DATASET RECORDS
-- Begin --

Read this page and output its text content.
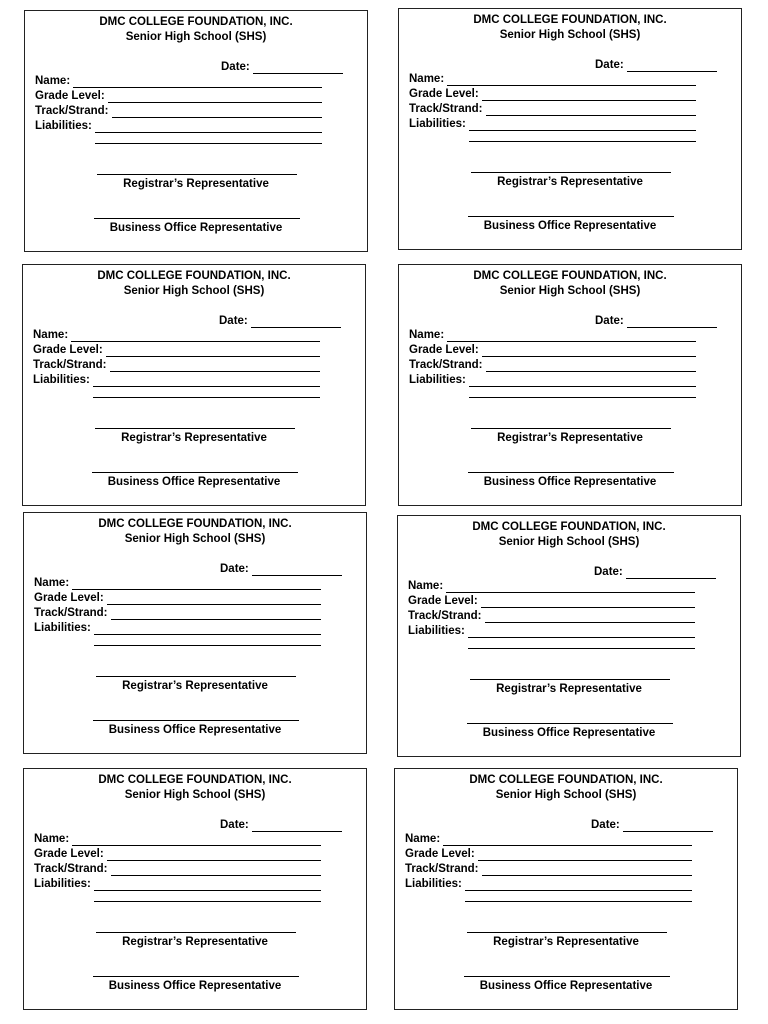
DMC COLLEGE FOUNDATION, INC.
Senior High School (SHS)
Date:
Name:
Grade Level:
Track/Strand:
Liabilities:
Registrar’s Representative
Business Office Representative
DMC COLLEGE FOUNDATION, INC.
Senior High School (SHS)
Date:
Name:
Grade Level:
Track/Strand:
Liabilities:
Registrar’s Representative
Business Office Representative
DMC COLLEGE FOUNDATION, INC.
Senior High School (SHS)
Date:
Name:
Grade Level:
Track/Strand:
Liabilities:
Registrar’s Representative
Business Office Representative
DMC COLLEGE FOUNDATION, INC.
Senior High School (SHS)
Date:
Name:
Grade Level:
Track/Strand:
Liabilities:
Registrar’s Representative
Business Office Representative
DMC COLLEGE FOUNDATION, INC.
Senior High School (SHS)
Date:
Name:
Grade Level:
Track/Strand:
Liabilities:
Registrar’s Representative
Business Office Representative
DMC COLLEGE FOUNDATION, INC.
Senior High School (SHS)
Date:
Name:
Grade Level:
Track/Strand:
Liabilities:
Registrar’s Representative
Business Office Representative
DMC COLLEGE FOUNDATION, INC.
Senior High School (SHS)
Date:
Name:
Grade Level:
Track/Strand:
Liabilities:
Registrar’s Representative
Business Office Representative
DMC COLLEGE FOUNDATION, INC.
Senior High School (SHS)
Date:
Name:
Grade Level:
Track/Strand:
Liabilities:
Registrar’s Representative
Business Office Representative
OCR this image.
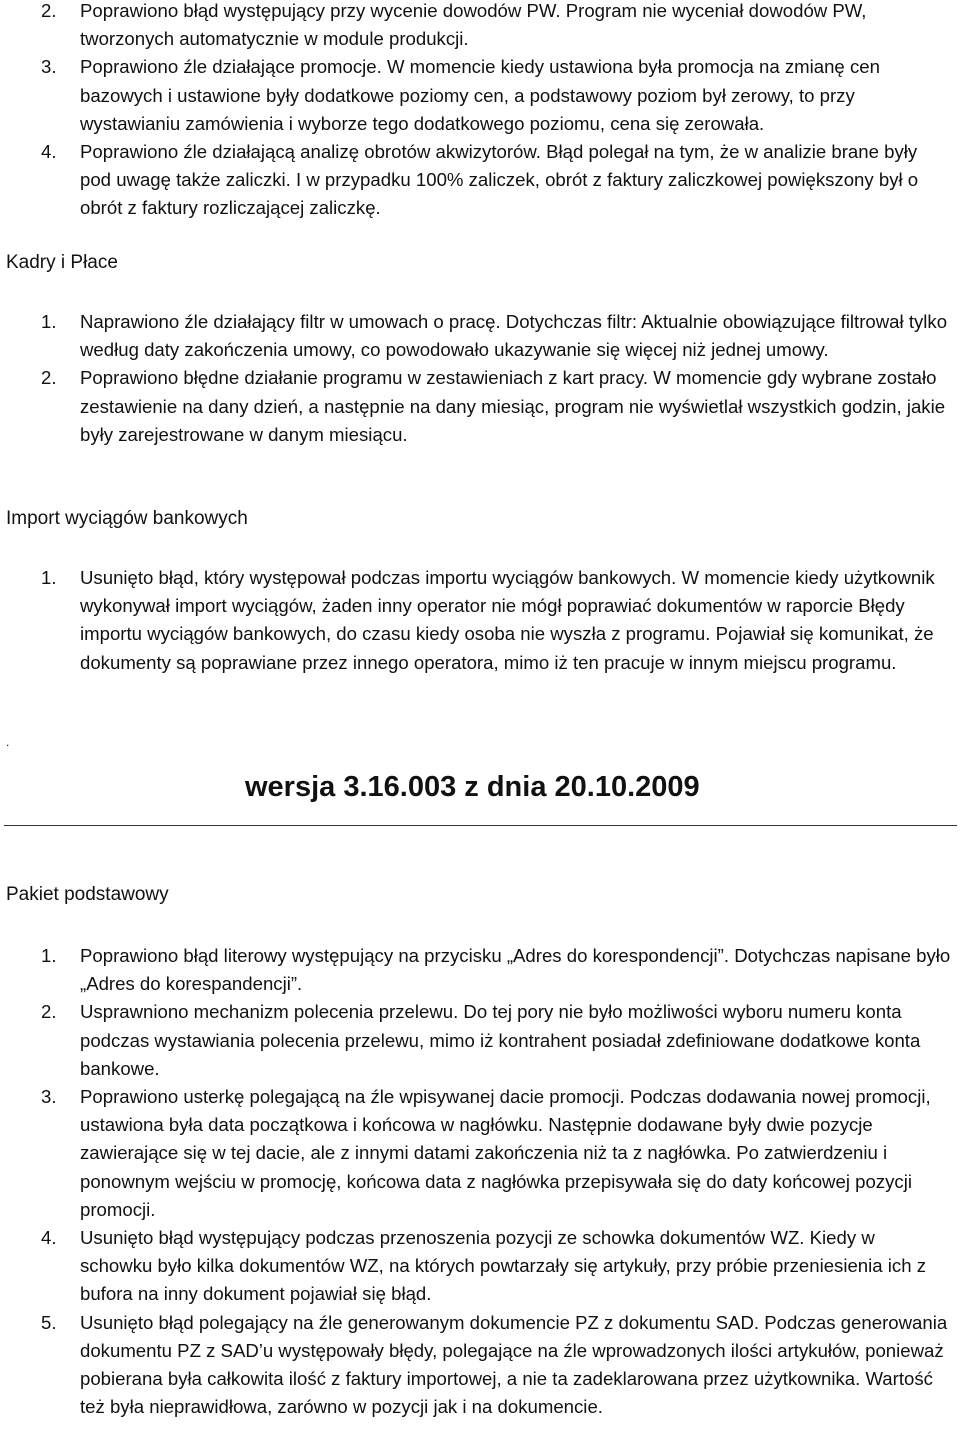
2. Poprawiono błąd występujący przy wycenie dowodów PW. Program nie wyceniał dowodów PW, tworzonych automatycznie w module produkcji.
3. Poprawiono źle działające promocje. W momencie kiedy ustawiona była promocja na zmianę cen bazowych i ustawione były dodatkowe poziomy cen, a podstawowy poziom był zerowy, to przy wystawianiu zamówienia i wyborze tego dodatkowego poziomu, cena się zerowała.
4. Poprawiono źle działającą analizę obrotów akwizytorów. Błąd polegał na tym, że w analizie brane były pod uwagę także zaliczki. I w przypadku 100% zaliczek, obrót z faktury zaliczkowej powiększony był o obrót z faktury rozliczającej zaliczkę.
Kadry i Płace
1. Naprawiono źle działający filtr w umowach o pracę. Dotychczas filtr: Aktualnie obowiązujące filtrował tylko według daty zakończenia umowy, co powodowało ukazywanie się więcej niż jednej umowy.
2. Poprawiono błędne działanie programu w zestawieniach z kart pracy. W momencie gdy wybrane zostało zestawienie na dany dzień, a następnie na dany miesiąc, program nie wyświetlał wszystkich godzin, jakie były zarejestrowane w danym miesiącu.
Import wyciągów bankowych
1. Usunięto błąd, który występował podczas importu wyciągów bankowych. W momencie kiedy użytkownik wykonywał import wyciągów, żaden inny operator nie mógł poprawiać dokumentów w raporcie Błędy importu wyciągów bankowych, do czasu kiedy osoba nie wyszła z programu. Pojawiał się komunikat, że dokumenty są poprawiane przez innego operatora, mimo iż ten pracuje w innym miejscu programu.
.
wersja 3.16.003 z dnia 20.10.2009
Pakiet podstawowy
1. Poprawiono błąd literowy występujący na przycisku „Adres do korespondencji”. Dotychczas napisane było „Adres do korespandencji”.
2. Usprawniono mechanizm polecenia przelewu. Do tej pory nie było możliwości wyboru numeru konta podczas wystawiania polecenia przelewu, mimo iż kontrahent posiadał zdefiniowane dodatkowe konta bankowe.
3. Poprawiono usterkę polegającą na źle wpisywanej dacie promocji. Podczas dodawania nowej promocji, ustawiona była data początkowa i końcowa w nagłówku. Następnie dodawane były dwie pozycje zawierające się w tej dacie, ale z innymi datami zakończenia niż ta z nagłówka. Po zatwierdzeniu i ponownym wejściu w promocję, końcowa data z nagłówka przepisywała się do daty końcowej pozycji promocji.
4. Usunięto błąd występujący podczas przenoszenia pozycji ze schowka dokumentów WZ. Kiedy w schowku było kilka dokumentów WZ, na których powtarzały się artykuły, przy próbie przeniesienia ich z bufora na inny dokument pojawiał się błąd.
5. Usunięto błąd polegający na źle generowanym dokumencie PZ z dokumentu SAD. Podczas generowania dokumentu PZ z SAD’u występowały błędy, polegające na źle wprowadzonych ilości artykułów, ponieważ pobierana była całkowita ilość z faktury importowej, a nie ta zadeklarowana przez użytkownika. Wartość też była nieprawidłowa, zarówno w pozycji jak i na dokumencie.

-- End --

THE REQUEST
Transcribe all the records above word for word, without their images.

TASK SOLUTION
Read this page and output its text content.
DMC COLLEGE FOUNDATION, INC.
Senior High School (SHS)
Date:
Name:
Grade Level:
Track/Strand:
Liabilities:
Registrar’s Representative
Business Office Representative
DMC COLLEGE FOUNDATION, INC.
Senior High School (SHS)
Date:
Name:
Grade Level:
Track/Strand:
Liabilities:
Registrar’s Representative
Business Office Representative
DMC COLLEGE FOUNDATION, INC.
Senior High School (SHS)
Date:
Name:
Grade Level:
Track/Strand:
Liabilities:
Registrar’s Representative
Business Office Representative
DMC COLLEGE FOUNDATION, INC.
Senior High School (SHS)
Date:
Name:
Grade Level:
Track/Strand:
Liabilities:
Registrar’s Representative
Business Office Representative
DMC COLLEGE FOUNDATION, INC.
Senior High School (SHS)
Date:
Name:
Grade Level:
Track/Strand:
Liabilities:
Registrar’s Representative
Business Office Representative
DMC COLLEGE FOUNDATION, INC.
Senior High School (SHS)
Date:
Name:
Grade Level:
Track/Strand:
Liabilities:
Registrar’s Representative
Business Office Representative
DMC COLLEGE FOUNDATION, INC.
Senior High School (SHS)
Date:
Name:
Grade Level:
Track/Strand:
Liabilities:
Registrar’s Representative
Business Office Representative
DMC COLLEGE FOUNDATION, INC.
Senior High School (SHS)
Date:
Name:
Grade Level:
Track/Strand:
Liabilities:
Registrar’s Representative
Business Office Representative
OCR this image.
2. Poprawiono błąd występujący przy wycenie dowodów PW. Program nie wyceniał dowodów PW, tworzonych automatycznie w module produkcji.
3. Poprawiono źle działające promocje. W momencie kiedy ustawiona była promocja na zmianę cen bazowych i ustawione były dodatkowe poziomy cen, a podstawowy poziom był zerowy, to przy wystawianiu zamówienia i wyborze tego dodatkowego poziomu, cena się zerowała.
4. Poprawiono źle działającą analizę obrotów akwizytorów. Błąd polegał na tym, że w analizie brane były pod uwagę także zaliczki. I w przypadku 100% zaliczek, obrót z faktury zaliczkowej powiększony był o obrót z faktury rozliczającej zaliczkę.
Kadry i Płace
1. Naprawiono źle działający filtr w umowach o pracę. Dotychczas filtr: Aktualnie obowiązujące filtrował tylko według daty zakończenia umowy, co powodowało ukazywanie się więcej niż jednej umowy.
2. Poprawiono błędne działanie programu w zestawieniach z kart pracy. W momencie gdy wybrane zostało zestawienie na dany dzień, a następnie na dany miesiąc, program nie wyświetlał wszystkich godzin, jakie były zarejestrowane w danym miesiącu.
Import wyciągów bankowych
1. Usunięto błąd, który występował podczas importu wyciągów bankowych. W momencie kiedy użytkownik wykonywał import wyciągów, żaden inny operator nie mógł poprawiać dokumentów w raporcie Błędy importu wyciągów bankowych, do czasu kiedy osoba nie wyszła z programu. Pojawiał się komunikat, że dokumenty są poprawiane przez innego operatora, mimo iż ten pracuje w innym miejscu programu.
.
wersja 3.16.003 z dnia 20.10.2009
Pakiet podstawowy
1. Poprawiono błąd literowy występujący na przycisku „Adres do korespondencji”. Dotychczas napisane było „Adres do korespandencji”.
2. Usprawniono mechanizm polecenia przelewu. Do tej pory nie było możliwości wyboru numeru konta podczas wystawiania polecenia przelewu, mimo iż kontrahent posiadał zdefiniowane dodatkowe konta bankowe.
3. Poprawiono usterkę polegającą na źle wpisywanej dacie promocji. Podczas dodawania nowej promocji, ustawiona była data początkowa i końcowa w nagłówku. Następnie dodawane były dwie pozycje zawierające się w tej dacie, ale z innymi datami zakończenia niż ta z nagłówka. Po zatwierdzeniu i ponownym wejściu w promocję, końcowa data z nagłówka przepisywała się do daty końcowej pozycji promocji.
4. Usunięto błąd występujący podczas przenoszenia pozycji ze schowka dokumentów WZ. Kiedy w schowku było kilka dokumentów WZ, na których powtarzały się artykuły, przy próbie przeniesienia ich z bufora na inny dokument pojawiał się błąd.
5. Usunięto błąd polegający na źle generowanym dokumencie PZ z dokumentu SAD. Podczas generowania dokumentu PZ z SAD’u występowały błędy, polegające na źle wprowadzonych ilości artykułów, ponieważ pobierana była całkowita ilość z faktury importowej, a nie ta zadeklarowana przez użytkownika. Wartość też była nieprawidłowa, zarówno w pozycji jak i na dokumencie.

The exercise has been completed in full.